→ MATERIALS PROVIDED
◇ ◇ ◇ ◇ ◇

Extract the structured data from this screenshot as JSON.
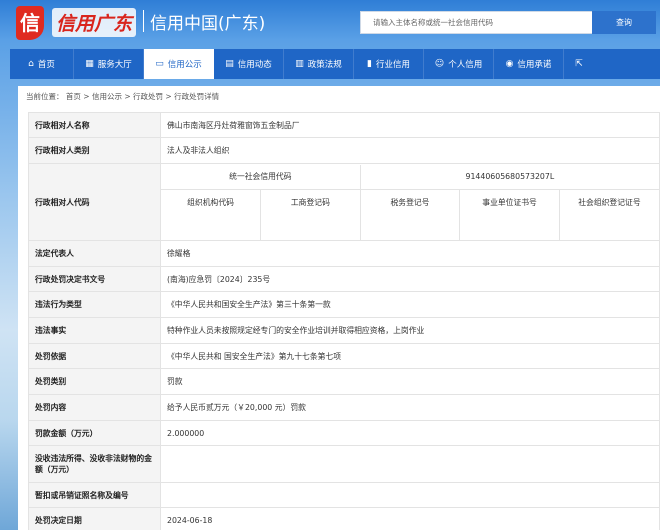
{
  "header": {
    "logo_mark": "信",
    "logo_script": "信用广东",
    "site_title": "信用中国(广东)",
    "search_placeholder": "请输入主体名称或统一社会信用代码",
    "search_button": "查询"
  },
  "nav": [
    {
      "label": "首页",
      "icon": "home-icon",
      "glyph": "⌂"
    },
    {
      "label": "服务大厅",
      "icon": "grid-icon",
      "glyph": "▦"
    },
    {
      "label": "信用公示",
      "icon": "monitor-icon",
      "glyph": "▭"
    },
    {
      "label": "信用动态",
      "icon": "document-icon",
      "glyph": "▤"
    },
    {
      "label": "政策法规",
      "icon": "book-icon",
      "glyph": "▥"
    },
    {
      "label": "行业信用",
      "icon": "building-icon",
      "glyph": "▮"
    },
    {
      "label": "个人信用",
      "icon": "user-icon",
      "glyph": "☺"
    },
    {
      "label": "信用承诺",
      "icon": "shield-icon",
      "glyph": "◉"
    },
    {
      "label": "",
      "icon": "external-icon",
      "glyph": "⇱"
    }
  ],
  "breadcrumb": {
    "prefix": "当前位置：",
    "items": [
      "首页",
      "信用公示",
      "行政处罚",
      "行政处罚详情"
    ],
    "separator": " > "
  },
  "record": {
    "rows": [
      {
        "label": "行政相对人名称",
        "value": "佛山市南海区丹灶荷雅窗饰五金制品厂"
      },
      {
        "label": "行政相对人类别",
        "value": "法人及非法人组织"
      },
      {
        "label": "行政相对人代码",
        "value": ""
      },
      {
        "label": "法定代表人",
        "value": "徐耀格"
      },
      {
        "label": "行政处罚决定书文号",
        "value": "(南海)应急罚〔2024〕235号"
      },
      {
        "label": "违法行为类型",
        "value": "《中华人民共和国安全生产法》第三十条第一款"
      },
      {
        "label": "违法事实",
        "value": "特种作业人员未按照规定经专门的安全作业培训并取得相应资格，上岗作业"
      },
      {
        "label": "处罚依据",
        "value": "《中华人民共和 国安全生产法》第九十七条第七项"
      },
      {
        "label": "处罚类别",
        "value": "罚款"
      },
      {
        "label": "处罚内容",
        "value": "给予人民币贰万元（￥20,000 元）罚款"
      },
      {
        "label": "罚款金额（万元）",
        "value": "2.000000"
      },
      {
        "label": "没收违法所得、没收非法财物的金额（万元）",
        "value": ""
      },
      {
        "label": "暂扣或吊销证照名称及编号",
        "value": ""
      },
      {
        "label": "处罚决定日期",
        "value": "2024-06-18"
      }
    ],
    "codes": {
      "uscc_label": "统一社会信用代码",
      "uscc_value": "91440605680573207L",
      "sub_headers": [
        "组织机构代码",
        "工商登记码",
        "税务登记号",
        "事业单位证书号",
        "社会组织登记证号"
      ],
      "sub_values": [
        "",
        "",
        "",
        "",
        ""
      ]
    }
  }
}
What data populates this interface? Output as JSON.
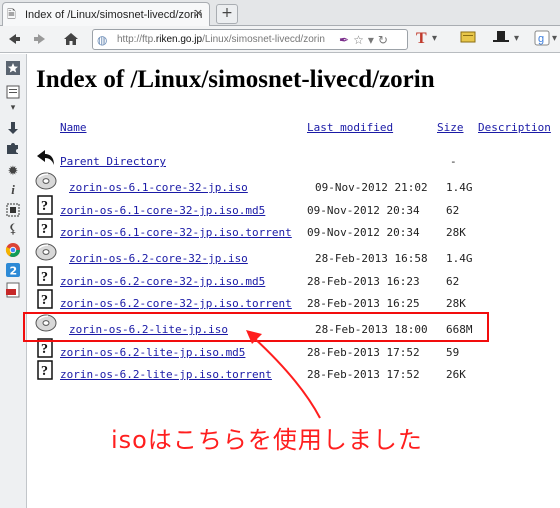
{
  "tab": {
    "title": "Index of /Linux/simosnet-livecd/zorin",
    "close": "✕",
    "new_tab": "+"
  },
  "nav": {
    "url_prefix": "http://ftp.",
    "url_domain": "riken.go.jp",
    "url_path": "/Linux/simosnet-livecd/zorin"
  },
  "page": {
    "title": "Index of /Linux/simosnet-livecd/zorin",
    "headers": {
      "name": "Name",
      "last_modified": "Last modified",
      "size": "Size",
      "description": "Description"
    },
    "rows": [
      {
        "icon": "back-arrow-icon",
        "name": "Parent Directory",
        "date": "",
        "size": "-"
      },
      {
        "icon": "cd-icon",
        "name": "zorin-os-6.1-core-32-jp.iso",
        "date": "09-Nov-2012 21:02",
        "size": "1.4G"
      },
      {
        "icon": "unknown-file-icon",
        "name": "zorin-os-6.1-core-32-jp.iso.md5",
        "date": "09-Nov-2012 20:34",
        "size": "62"
      },
      {
        "icon": "unknown-file-icon",
        "name": "zorin-os-6.1-core-32-jp.iso.torrent",
        "date": "09-Nov-2012 20:34",
        "size": "28K"
      },
      {
        "icon": "cd-icon",
        "name": "zorin-os-6.2-core-32-jp.iso",
        "date": "28-Feb-2013 16:58",
        "size": "1.4G"
      },
      {
        "icon": "unknown-file-icon",
        "name": "zorin-os-6.2-core-32-jp.iso.md5",
        "date": "28-Feb-2013 16:23",
        "size": "62"
      },
      {
        "icon": "unknown-file-icon",
        "name": "zorin-os-6.2-core-32-jp.iso.torrent",
        "date": "28-Feb-2013 16:25",
        "size": "28K"
      },
      {
        "icon": "cd-icon",
        "name": "zorin-os-6.2-lite-jp.iso",
        "date": "28-Feb-2013 18:00",
        "size": "668M"
      },
      {
        "icon": "unknown-file-icon",
        "name": "zorin-os-6.2-lite-jp.iso.md5",
        "date": "28-Feb-2013 17:52",
        "size": "59"
      },
      {
        "icon": "unknown-file-icon",
        "name": "zorin-os-6.2-lite-jp.iso.torrent",
        "date": "28-Feb-2013 17:52",
        "size": "26K"
      }
    ]
  },
  "annotation": {
    "text": "isoはこちらを使用しました",
    "color": "#ff1e1e"
  },
  "toolbar": {
    "t_icon": "T"
  }
}
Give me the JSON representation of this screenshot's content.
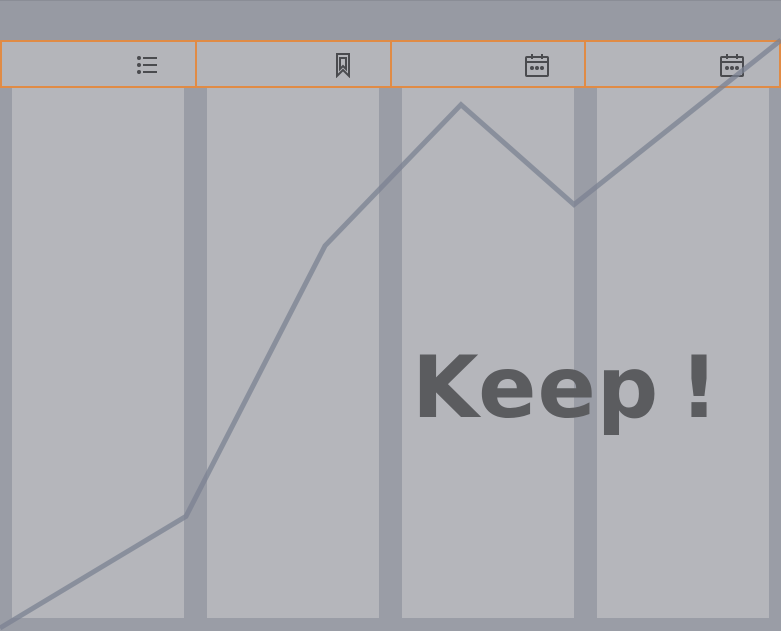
{
  "tabs": [
    {
      "icon": "list-icon"
    },
    {
      "icon": "bookmark-icon"
    },
    {
      "icon": "calendar-icon"
    },
    {
      "icon": "calendar-icon"
    }
  ],
  "banner": {
    "word": "Keep",
    "punct": "!"
  },
  "colors": {
    "accent_border": "#e08b45",
    "panel": "#b5b6bb",
    "background": "#9a9da6",
    "line": "#7b8292"
  },
  "trend": {
    "values": [
      0,
      0.19,
      0.65,
      0.89,
      0.72,
      1.0
    ]
  }
}
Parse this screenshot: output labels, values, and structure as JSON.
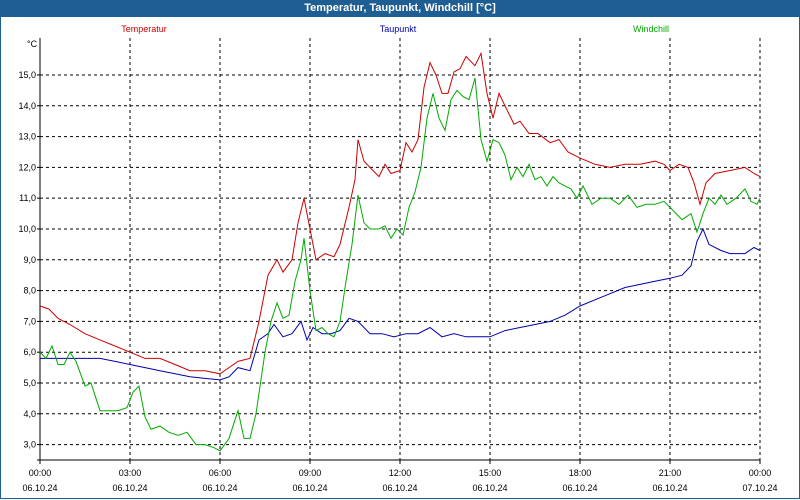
{
  "window": {
    "title": "Temperatur, Taupunkt, Windchill [°C]"
  },
  "chart_data": {
    "type": "line",
    "title": "Temperatur, Taupunkt, Windchill [°C]",
    "ylabel": "°C",
    "xlabel": "",
    "ylim": [
      2.5,
      16.2
    ],
    "xlim": [
      0,
      24
    ],
    "grid": true,
    "y_ticks": [
      "3,0",
      "4,0",
      "5,0",
      "6,0",
      "7,0",
      "8,0",
      "9,0",
      "10,0",
      "11,0",
      "12,0",
      "13,0",
      "14,0",
      "15,0"
    ],
    "y_tick_values": [
      3,
      4,
      5,
      6,
      7,
      8,
      9,
      10,
      11,
      12,
      13,
      14,
      15
    ],
    "x_tick_values": [
      0,
      3,
      6,
      9,
      12,
      15,
      18,
      21,
      24
    ],
    "x_ticks": [
      {
        "time": "00:00",
        "date": "06.10.24"
      },
      {
        "time": "03:00",
        "date": "06.10.24"
      },
      {
        "time": "06:00",
        "date": "06.10.24"
      },
      {
        "time": "09:00",
        "date": "06.10.24"
      },
      {
        "time": "12:00",
        "date": "06.10.24"
      },
      {
        "time": "15:00",
        "date": "06.10.24"
      },
      {
        "time": "18:00",
        "date": "06.10.24"
      },
      {
        "time": "21:00",
        "date": "06.10.24"
      },
      {
        "time": "00:00",
        "date": "07.10.24"
      }
    ],
    "legend": [
      {
        "name": "Temperatur",
        "color": "#cc0000"
      },
      {
        "name": "Taupunkt",
        "color": "#0000aa"
      },
      {
        "name": "Windchill",
        "color": "#00aa00"
      }
    ],
    "series": [
      {
        "name": "Temperatur",
        "color": "#cc0000",
        "points": [
          [
            0,
            7.5
          ],
          [
            0.3,
            7.4
          ],
          [
            0.6,
            7.1
          ],
          [
            1,
            6.9
          ],
          [
            1.5,
            6.6
          ],
          [
            2,
            6.4
          ],
          [
            2.5,
            6.2
          ],
          [
            3,
            6.0
          ],
          [
            3.5,
            5.8
          ],
          [
            4,
            5.8
          ],
          [
            4.5,
            5.6
          ],
          [
            5,
            5.4
          ],
          [
            5.5,
            5.4
          ],
          [
            6,
            5.3
          ],
          [
            6.3,
            5.5
          ],
          [
            6.6,
            5.7
          ],
          [
            7,
            5.8
          ],
          [
            7.3,
            7.0
          ],
          [
            7.6,
            8.5
          ],
          [
            7.9,
            9.0
          ],
          [
            8.1,
            8.6
          ],
          [
            8.4,
            9.0
          ],
          [
            8.6,
            10.2
          ],
          [
            8.8,
            11.0
          ],
          [
            9,
            10.0
          ],
          [
            9.2,
            9.0
          ],
          [
            9.5,
            9.2
          ],
          [
            9.8,
            9.1
          ],
          [
            10,
            9.5
          ],
          [
            10.3,
            10.7
          ],
          [
            10.5,
            11.6
          ],
          [
            10.6,
            12.9
          ],
          [
            10.8,
            12.2
          ],
          [
            11.1,
            11.9
          ],
          [
            11.3,
            11.7
          ],
          [
            11.5,
            12.1
          ],
          [
            11.7,
            11.8
          ],
          [
            12,
            11.9
          ],
          [
            12.2,
            12.8
          ],
          [
            12.4,
            12.5
          ],
          [
            12.6,
            12.9
          ],
          [
            12.8,
            14.6
          ],
          [
            13,
            15.4
          ],
          [
            13.2,
            15.0
          ],
          [
            13.4,
            14.4
          ],
          [
            13.6,
            14.4
          ],
          [
            13.8,
            15.1
          ],
          [
            14,
            15.2
          ],
          [
            14.2,
            15.6
          ],
          [
            14.5,
            15.3
          ],
          [
            14.7,
            15.7
          ],
          [
            14.9,
            14.4
          ],
          [
            15.1,
            13.6
          ],
          [
            15.3,
            14.4
          ],
          [
            15.5,
            14.0
          ],
          [
            15.8,
            13.4
          ],
          [
            16,
            13.5
          ],
          [
            16.3,
            13.1
          ],
          [
            16.6,
            13.1
          ],
          [
            17,
            12.8
          ],
          [
            17.3,
            12.9
          ],
          [
            17.6,
            12.5
          ],
          [
            18,
            12.3
          ],
          [
            18.5,
            12.1
          ],
          [
            19,
            12.0
          ],
          [
            19.5,
            12.1
          ],
          [
            20,
            12.1
          ],
          [
            20.5,
            12.2
          ],
          [
            20.8,
            12.1
          ],
          [
            21,
            11.9
          ],
          [
            21.3,
            12.1
          ],
          [
            21.6,
            12.0
          ],
          [
            21.8,
            11.5
          ],
          [
            22,
            10.8
          ],
          [
            22.2,
            11.5
          ],
          [
            22.5,
            11.8
          ],
          [
            23,
            11.9
          ],
          [
            23.5,
            12.0
          ],
          [
            23.8,
            11.8
          ],
          [
            24,
            11.7
          ]
        ]
      },
      {
        "name": "Taupunkt",
        "color": "#0000aa",
        "points": [
          [
            0,
            5.8
          ],
          [
            0.5,
            5.8
          ],
          [
            1,
            5.8
          ],
          [
            1.5,
            5.8
          ],
          [
            2,
            5.8
          ],
          [
            2.5,
            5.7
          ],
          [
            3,
            5.6
          ],
          [
            3.5,
            5.5
          ],
          [
            4,
            5.4
          ],
          [
            4.5,
            5.3
          ],
          [
            5,
            5.2
          ],
          [
            5.5,
            5.15
          ],
          [
            6,
            5.1
          ],
          [
            6.3,
            5.2
          ],
          [
            6.6,
            5.5
          ],
          [
            7,
            5.4
          ],
          [
            7.3,
            6.4
          ],
          [
            7.6,
            6.6
          ],
          [
            7.8,
            6.9
          ],
          [
            8.1,
            6.5
          ],
          [
            8.4,
            6.6
          ],
          [
            8.7,
            7.0
          ],
          [
            8.9,
            6.4
          ],
          [
            9.1,
            6.8
          ],
          [
            9.4,
            6.6
          ],
          [
            9.7,
            6.6
          ],
          [
            10,
            6.7
          ],
          [
            10.3,
            7.1
          ],
          [
            10.6,
            7.0
          ],
          [
            11,
            6.6
          ],
          [
            11.4,
            6.6
          ],
          [
            11.8,
            6.5
          ],
          [
            12.2,
            6.6
          ],
          [
            12.6,
            6.6
          ],
          [
            13,
            6.8
          ],
          [
            13.4,
            6.5
          ],
          [
            13.8,
            6.6
          ],
          [
            14.2,
            6.5
          ],
          [
            14.6,
            6.5
          ],
          [
            15,
            6.5
          ],
          [
            15.5,
            6.7
          ],
          [
            16,
            6.8
          ],
          [
            16.5,
            6.9
          ],
          [
            17,
            7.0
          ],
          [
            17.5,
            7.2
          ],
          [
            18,
            7.5
          ],
          [
            18.5,
            7.7
          ],
          [
            19,
            7.9
          ],
          [
            19.5,
            8.1
          ],
          [
            20,
            8.2
          ],
          [
            20.5,
            8.3
          ],
          [
            21,
            8.4
          ],
          [
            21.4,
            8.5
          ],
          [
            21.7,
            8.8
          ],
          [
            21.9,
            9.6
          ],
          [
            22.1,
            10.0
          ],
          [
            22.3,
            9.5
          ],
          [
            22.7,
            9.3
          ],
          [
            23,
            9.2
          ],
          [
            23.5,
            9.2
          ],
          [
            23.8,
            9.4
          ],
          [
            24,
            9.3
          ]
        ]
      },
      {
        "name": "Windchill",
        "color": "#00aa00",
        "points": [
          [
            0,
            6.0
          ],
          [
            0.2,
            5.8
          ],
          [
            0.4,
            6.2
          ],
          [
            0.6,
            5.6
          ],
          [
            0.8,
            5.6
          ],
          [
            1,
            6.0
          ],
          [
            1.2,
            5.7
          ],
          [
            1.5,
            4.9
          ],
          [
            1.7,
            5.0
          ],
          [
            2,
            4.1
          ],
          [
            2.3,
            4.1
          ],
          [
            2.6,
            4.1
          ],
          [
            2.9,
            4.2
          ],
          [
            3.1,
            4.7
          ],
          [
            3.3,
            4.9
          ],
          [
            3.5,
            3.9
          ],
          [
            3.7,
            3.5
          ],
          [
            4,
            3.6
          ],
          [
            4.3,
            3.4
          ],
          [
            4.6,
            3.3
          ],
          [
            4.9,
            3.4
          ],
          [
            5.2,
            3.0
          ],
          [
            5.5,
            3.0
          ],
          [
            5.8,
            2.9
          ],
          [
            6,
            2.8
          ],
          [
            6.3,
            3.2
          ],
          [
            6.6,
            4.1
          ],
          [
            6.8,
            3.2
          ],
          [
            7,
            3.2
          ],
          [
            7.2,
            4.0
          ],
          [
            7.5,
            6.0
          ],
          [
            7.7,
            7.0
          ],
          [
            7.9,
            7.6
          ],
          [
            8.1,
            7.1
          ],
          [
            8.3,
            7.2
          ],
          [
            8.5,
            8.3
          ],
          [
            8.7,
            9.0
          ],
          [
            8.8,
            9.7
          ],
          [
            9,
            8.0
          ],
          [
            9.2,
            6.7
          ],
          [
            9.4,
            6.8
          ],
          [
            9.6,
            6.6
          ],
          [
            9.8,
            6.5
          ],
          [
            10,
            7.0
          ],
          [
            10.2,
            8.3
          ],
          [
            10.4,
            9.5
          ],
          [
            10.6,
            11.1
          ],
          [
            10.8,
            10.2
          ],
          [
            11,
            10.0
          ],
          [
            11.3,
            10.0
          ],
          [
            11.5,
            10.1
          ],
          [
            11.7,
            9.7
          ],
          [
            11.9,
            10.0
          ],
          [
            12.1,
            9.8
          ],
          [
            12.3,
            10.7
          ],
          [
            12.5,
            11.2
          ],
          [
            12.7,
            12.0
          ],
          [
            12.9,
            13.6
          ],
          [
            13.1,
            14.4
          ],
          [
            13.3,
            13.6
          ],
          [
            13.5,
            13.2
          ],
          [
            13.7,
            14.2
          ],
          [
            13.9,
            14.5
          ],
          [
            14.1,
            14.3
          ],
          [
            14.3,
            14.2
          ],
          [
            14.5,
            14.9
          ],
          [
            14.7,
            12.9
          ],
          [
            14.9,
            12.2
          ],
          [
            15.1,
            12.9
          ],
          [
            15.3,
            12.8
          ],
          [
            15.5,
            12.4
          ],
          [
            15.7,
            11.6
          ],
          [
            15.9,
            12.0
          ],
          [
            16.1,
            11.7
          ],
          [
            16.3,
            12.1
          ],
          [
            16.5,
            11.6
          ],
          [
            16.7,
            11.7
          ],
          [
            16.9,
            11.4
          ],
          [
            17.1,
            11.7
          ],
          [
            17.3,
            11.5
          ],
          [
            17.5,
            11.4
          ],
          [
            17.7,
            11.3
          ],
          [
            17.9,
            11.0
          ],
          [
            18.1,
            11.4
          ],
          [
            18.4,
            10.8
          ],
          [
            18.7,
            11.0
          ],
          [
            19,
            11.0
          ],
          [
            19.3,
            10.8
          ],
          [
            19.6,
            11.1
          ],
          [
            19.9,
            10.7
          ],
          [
            20.2,
            10.8
          ],
          [
            20.5,
            10.8
          ],
          [
            20.8,
            10.9
          ],
          [
            21.1,
            10.6
          ],
          [
            21.4,
            10.3
          ],
          [
            21.7,
            10.5
          ],
          [
            21.9,
            9.9
          ],
          [
            22.1,
            10.5
          ],
          [
            22.3,
            11.0
          ],
          [
            22.5,
            10.8
          ],
          [
            22.7,
            11.1
          ],
          [
            22.9,
            10.8
          ],
          [
            23.2,
            11.0
          ],
          [
            23.5,
            11.3
          ],
          [
            23.7,
            10.9
          ],
          [
            23.9,
            10.8
          ],
          [
            24,
            11.0
          ]
        ]
      }
    ]
  }
}
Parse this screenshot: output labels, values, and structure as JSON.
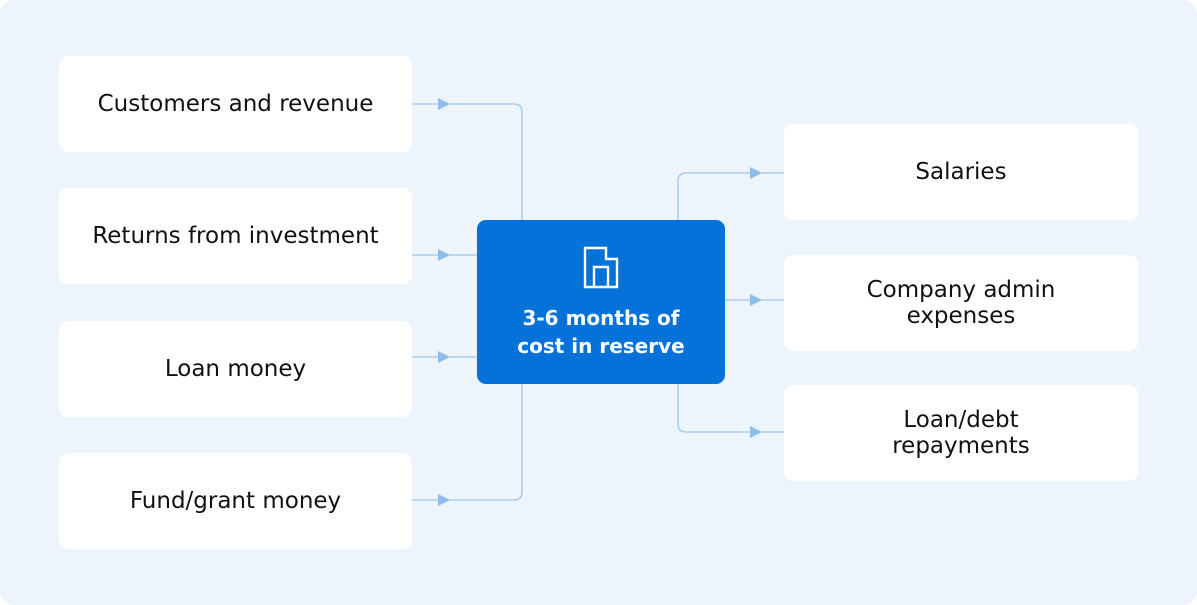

◇ ◇ ◇ ◇ ◇

→ WHAT IS EXPECTED
Identify the lines in the entries above that contain "JSON", then copy them out.

→ CORRECT ANSWER
Extract the structured data from this screenshot as JSON.
What data populates this interface? Output as JSON.
Give me the JSON representation of this screenshot's content.
Parse this screenshot: output labels, values, and structure as JSON.
Parse this screenshot: output labels, values, and structure as JSON.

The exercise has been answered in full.